## Begin
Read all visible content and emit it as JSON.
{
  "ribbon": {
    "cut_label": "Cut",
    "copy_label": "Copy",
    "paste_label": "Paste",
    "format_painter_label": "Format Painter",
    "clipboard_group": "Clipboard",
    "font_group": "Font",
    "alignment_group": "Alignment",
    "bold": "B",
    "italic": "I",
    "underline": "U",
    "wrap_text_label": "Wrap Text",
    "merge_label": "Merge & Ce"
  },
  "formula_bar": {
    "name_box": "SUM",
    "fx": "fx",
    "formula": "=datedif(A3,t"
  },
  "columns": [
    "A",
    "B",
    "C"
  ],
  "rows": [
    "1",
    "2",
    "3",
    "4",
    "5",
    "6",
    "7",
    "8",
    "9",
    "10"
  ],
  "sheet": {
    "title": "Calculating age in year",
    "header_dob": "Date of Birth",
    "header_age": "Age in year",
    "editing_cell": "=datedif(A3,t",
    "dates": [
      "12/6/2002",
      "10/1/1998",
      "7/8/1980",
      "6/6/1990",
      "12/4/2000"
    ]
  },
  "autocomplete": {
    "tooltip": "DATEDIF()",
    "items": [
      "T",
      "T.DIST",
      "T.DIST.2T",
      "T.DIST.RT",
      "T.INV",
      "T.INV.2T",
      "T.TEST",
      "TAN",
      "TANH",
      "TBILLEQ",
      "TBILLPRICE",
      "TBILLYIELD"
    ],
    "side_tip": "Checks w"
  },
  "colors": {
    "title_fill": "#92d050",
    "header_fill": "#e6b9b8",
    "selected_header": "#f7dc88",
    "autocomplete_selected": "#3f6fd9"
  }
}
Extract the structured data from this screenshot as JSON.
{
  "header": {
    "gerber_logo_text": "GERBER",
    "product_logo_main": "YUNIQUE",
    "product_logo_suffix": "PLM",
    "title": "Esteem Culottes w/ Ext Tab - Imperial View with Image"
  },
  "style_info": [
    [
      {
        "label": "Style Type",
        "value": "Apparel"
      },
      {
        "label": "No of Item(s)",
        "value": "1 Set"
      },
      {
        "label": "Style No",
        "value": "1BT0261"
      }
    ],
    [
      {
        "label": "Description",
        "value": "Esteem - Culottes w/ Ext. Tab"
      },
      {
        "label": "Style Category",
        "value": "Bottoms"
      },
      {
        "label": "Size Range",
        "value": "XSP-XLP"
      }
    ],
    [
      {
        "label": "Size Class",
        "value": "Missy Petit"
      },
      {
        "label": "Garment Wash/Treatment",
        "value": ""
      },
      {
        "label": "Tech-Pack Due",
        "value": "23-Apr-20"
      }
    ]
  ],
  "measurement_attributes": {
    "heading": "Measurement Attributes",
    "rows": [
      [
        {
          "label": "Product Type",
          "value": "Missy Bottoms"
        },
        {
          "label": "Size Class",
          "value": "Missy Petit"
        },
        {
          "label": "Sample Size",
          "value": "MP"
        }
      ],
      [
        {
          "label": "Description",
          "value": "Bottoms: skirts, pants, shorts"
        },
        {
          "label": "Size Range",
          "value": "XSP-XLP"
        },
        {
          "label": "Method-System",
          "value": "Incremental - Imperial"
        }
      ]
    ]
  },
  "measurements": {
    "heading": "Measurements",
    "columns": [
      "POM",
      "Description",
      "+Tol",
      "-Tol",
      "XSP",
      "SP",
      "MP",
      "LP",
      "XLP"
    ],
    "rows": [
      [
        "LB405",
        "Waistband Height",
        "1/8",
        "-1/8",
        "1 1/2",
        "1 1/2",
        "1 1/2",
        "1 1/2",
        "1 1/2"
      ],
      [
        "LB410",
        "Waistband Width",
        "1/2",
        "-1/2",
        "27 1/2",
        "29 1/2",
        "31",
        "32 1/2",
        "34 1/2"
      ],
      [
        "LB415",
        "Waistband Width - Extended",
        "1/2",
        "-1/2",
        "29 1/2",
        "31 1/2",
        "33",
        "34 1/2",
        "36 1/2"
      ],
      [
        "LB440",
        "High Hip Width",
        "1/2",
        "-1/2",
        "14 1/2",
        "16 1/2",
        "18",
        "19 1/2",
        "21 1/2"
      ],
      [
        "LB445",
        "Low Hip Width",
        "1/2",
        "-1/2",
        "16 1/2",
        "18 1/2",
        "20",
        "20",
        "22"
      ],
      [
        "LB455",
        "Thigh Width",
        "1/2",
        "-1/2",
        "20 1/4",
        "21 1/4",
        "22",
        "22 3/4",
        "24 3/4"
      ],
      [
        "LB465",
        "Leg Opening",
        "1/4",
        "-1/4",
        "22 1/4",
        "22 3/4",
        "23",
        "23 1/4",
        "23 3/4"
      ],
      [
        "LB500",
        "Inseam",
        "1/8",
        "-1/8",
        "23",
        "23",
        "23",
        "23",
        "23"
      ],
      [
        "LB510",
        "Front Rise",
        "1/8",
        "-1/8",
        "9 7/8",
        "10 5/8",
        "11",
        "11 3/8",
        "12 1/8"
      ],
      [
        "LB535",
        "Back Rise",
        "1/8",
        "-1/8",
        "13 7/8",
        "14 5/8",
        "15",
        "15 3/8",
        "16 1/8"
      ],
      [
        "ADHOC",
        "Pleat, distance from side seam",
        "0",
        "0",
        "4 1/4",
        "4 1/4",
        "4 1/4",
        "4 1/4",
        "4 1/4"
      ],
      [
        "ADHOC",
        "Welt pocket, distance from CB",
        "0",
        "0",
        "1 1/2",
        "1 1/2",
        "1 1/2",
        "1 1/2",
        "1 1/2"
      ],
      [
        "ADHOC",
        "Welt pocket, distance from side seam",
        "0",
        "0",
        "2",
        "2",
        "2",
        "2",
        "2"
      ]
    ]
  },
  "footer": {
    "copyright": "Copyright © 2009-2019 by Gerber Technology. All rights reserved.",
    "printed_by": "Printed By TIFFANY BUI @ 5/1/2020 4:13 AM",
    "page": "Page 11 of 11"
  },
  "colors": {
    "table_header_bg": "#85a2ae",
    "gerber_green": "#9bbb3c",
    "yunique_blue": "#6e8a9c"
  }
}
## End
## Problem to work on
Write out all the entries exactly.

## Problem solution
Read all visible content and emit it as JSON.
{
  "ribbon": {
    "cut_label": "Cut",
    "copy_label": "Copy",
    "paste_label": "Paste",
    "format_painter_label": "Format Painter",
    "clipboard_group": "Clipboard",
    "font_group": "Font",
    "alignment_group": "Alignment",
    "bold": "B",
    "italic": "I",
    "underline": "U",
    "wrap_text_label": "Wrap Text",
    "merge_label": "Merge & Ce"
  },
  "formula_bar": {
    "name_box": "SUM",
    "fx": "fx",
    "formula": "=datedif(A3,t"
  },
  "columns": [
    "A",
    "B",
    "C"
  ],
  "rows": [
    "1",
    "2",
    "3",
    "4",
    "5",
    "6",
    "7",
    "8",
    "9",
    "10"
  ],
  "sheet": {
    "title": "Calculating age in year",
    "header_dob": "Date of Birth",
    "header_age": "Age in year",
    "editing_cell": "=datedif(A3,t",
    "dates": [
      "12/6/2002",
      "10/1/1998",
      "7/8/1980",
      "6/6/1990",
      "12/4/2000"
    ]
  },
  "autocomplete": {
    "tooltip": "DATEDIF()",
    "items": [
      "T",
      "T.DIST",
      "T.DIST.2T",
      "T.DIST.RT",
      "T.INV",
      "T.INV.2T",
      "T.TEST",
      "TAN",
      "TANH",
      "TBILLEQ",
      "TBILLPRICE",
      "TBILLYIELD"
    ],
    "side_tip": "Checks w"
  },
  "colors": {
    "title_fill": "#92d050",
    "header_fill": "#e6b9b8",
    "selected_header": "#f7dc88",
    "autocomplete_selected": "#3f6fd9"
  }
}
Extract the structured data from this screenshot as JSON.
{
  "header": {
    "gerber_logo_text": "GERBER",
    "product_logo_main": "YUNIQUE",
    "product_logo_suffix": "PLM",
    "title": "Esteem Culottes w/ Ext Tab - Imperial View with Image"
  },
  "style_info": [
    [
      {
        "label": "Style Type",
        "value": "Apparel"
      },
      {
        "label": "No of Item(s)",
        "value": "1 Set"
      },
      {
        "label": "Style No",
        "value": "1BT0261"
      }
    ],
    [
      {
        "label": "Description",
        "value": "Esteem - Culottes w/ Ext. Tab"
      },
      {
        "label": "Style Category",
        "value": "Bottoms"
      },
      {
        "label": "Size Range",
        "value": "XSP-XLP"
      }
    ],
    [
      {
        "label": "Size Class",
        "value": "Missy Petit"
      },
      {
        "label": "Garment Wash/Treatment",
        "value": ""
      },
      {
        "label": "Tech-Pack Due",
        "value": "23-Apr-20"
      }
    ]
  ],
  "measurement_attributes": {
    "heading": "Measurement Attributes",
    "rows": [
      [
        {
          "label": "Product Type",
          "value": "Missy Bottoms"
        },
        {
          "label": "Size Class",
          "value": "Missy Petit"
        },
        {
          "label": "Sample Size",
          "value": "MP"
        }
      ],
      [
        {
          "label": "Description",
          "value": "Bottoms: skirts, pants, shorts"
        },
        {
          "label": "Size Range",
          "value": "XSP-XLP"
        },
        {
          "label": "Method-System",
          "value": "Incremental - Imperial"
        }
      ]
    ]
  },
  "measurements": {
    "heading": "Measurements",
    "columns": [
      "POM",
      "Description",
      "+Tol",
      "-Tol",
      "XSP",
      "SP",
      "MP",
      "LP",
      "XLP"
    ],
    "rows": [
      [
        "LB405",
        "Waistband Height",
        "1/8",
        "-1/8",
        "1 1/2",
        "1 1/2",
        "1 1/2",
        "1 1/2",
        "1 1/2"
      ],
      [
        "LB410",
        "Waistband Width",
        "1/2",
        "-1/2",
        "27 1/2",
        "29 1/2",
        "31",
        "32 1/2",
        "34 1/2"
      ],
      [
        "LB415",
        "Waistband Width - Extended",
        "1/2",
        "-1/2",
        "29 1/2",
        "31 1/2",
        "33",
        "34 1/2",
        "36 1/2"
      ],
      [
        "LB440",
        "High Hip Width",
        "1/2",
        "-1/2",
        "14 1/2",
        "16 1/2",
        "18",
        "19 1/2",
        "21 1/2"
      ],
      [
        "LB445",
        "Low Hip Width",
        "1/2",
        "-1/2",
        "16 1/2",
        "18 1/2",
        "20",
        "20",
        "22"
      ],
      [
        "LB455",
        "Thigh Width",
        "1/2",
        "-1/2",
        "20 1/4",
        "21 1/4",
        "22",
        "22 3/4",
        "24 3/4"
      ],
      [
        "LB465",
        "Leg Opening",
        "1/4",
        "-1/4",
        "22 1/4",
        "22 3/4",
        "23",
        "23 1/4",
        "23 3/4"
      ],
      [
        "LB500",
        "Inseam",
        "1/8",
        "-1/8",
        "23",
        "23",
        "23",
        "23",
        "23"
      ],
      [
        "LB510",
        "Front Rise",
        "1/8",
        "-1/8",
        "9 7/8",
        "10 5/8",
        "11",
        "11 3/8",
        "12 1/8"
      ],
      [
        "LB535",
        "Back Rise",
        "1/8",
        "-1/8",
        "13 7/8",
        "14 5/8",
        "15",
        "15 3/8",
        "16 1/8"
      ],
      [
        "ADHOC",
        "Pleat, distance from side seam",
        "0",
        "0",
        "4 1/4",
        "4 1/4",
        "4 1/4",
        "4 1/4",
        "4 1/4"
      ],
      [
        "ADHOC",
        "Welt pocket, distance from CB",
        "0",
        "0",
        "1 1/2",
        "1 1/2",
        "1 1/2",
        "1 1/2",
        "1 1/2"
      ],
      [
        "ADHOC",
        "Welt pocket, distance from side seam",
        "0",
        "0",
        "2",
        "2",
        "2",
        "2",
        "2"
      ]
    ]
  },
  "footer": {
    "copyright": "Copyright © 2009-2019 by Gerber Technology. All rights reserved.",
    "printed_by": "Printed By TIFFANY BUI @ 5/1/2020 4:13 AM",
    "page": "Page 11 of 11"
  },
  "colors": {
    "table_header_bg": "#85a2ae",
    "gerber_green": "#9bbb3c",
    "yunique_blue": "#6e8a9c"
  }
}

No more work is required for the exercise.